What is expected ▸ Will you write out the data exactly, excluding every picture?

Record extracts ▸
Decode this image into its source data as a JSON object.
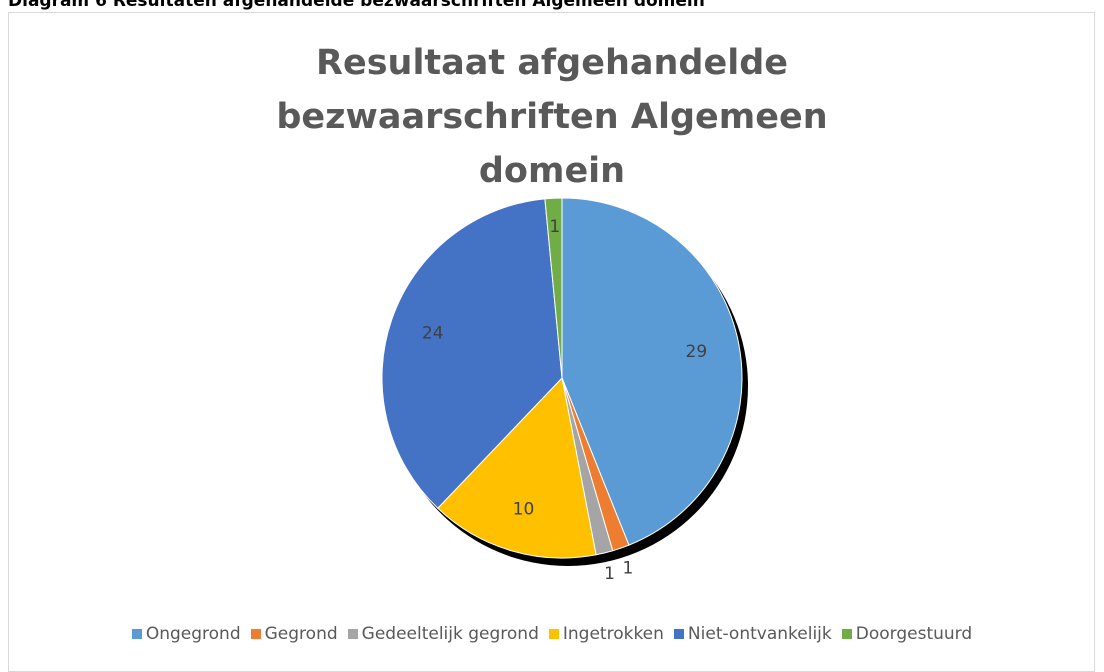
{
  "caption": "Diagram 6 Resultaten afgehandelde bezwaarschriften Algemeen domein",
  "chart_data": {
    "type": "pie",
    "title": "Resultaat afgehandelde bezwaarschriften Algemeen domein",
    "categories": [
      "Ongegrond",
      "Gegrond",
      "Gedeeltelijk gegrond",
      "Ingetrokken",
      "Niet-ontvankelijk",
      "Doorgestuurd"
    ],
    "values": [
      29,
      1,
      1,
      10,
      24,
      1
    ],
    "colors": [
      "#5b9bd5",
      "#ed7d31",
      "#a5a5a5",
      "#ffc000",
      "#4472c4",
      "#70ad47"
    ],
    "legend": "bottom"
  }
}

Reply ▸
Decode this image into its source data as a JSON object.
{
  "caption": "Diagram 6 Resultaten afgehandelde bezwaarschriften Algemeen domein",
  "chart_data": {
    "type": "pie",
    "title": "Resultaat afgehandelde bezwaarschriften Algemeen domein",
    "categories": [
      "Ongegrond",
      "Gegrond",
      "Gedeeltelijk gegrond",
      "Ingetrokken",
      "Niet-ontvankelijk",
      "Doorgestuurd"
    ],
    "values": [
      29,
      1,
      1,
      10,
      24,
      1
    ],
    "colors": [
      "#5b9bd5",
      "#ed7d31",
      "#a5a5a5",
      "#ffc000",
      "#4472c4",
      "#70ad47"
    ],
    "legend": "bottom"
  }
}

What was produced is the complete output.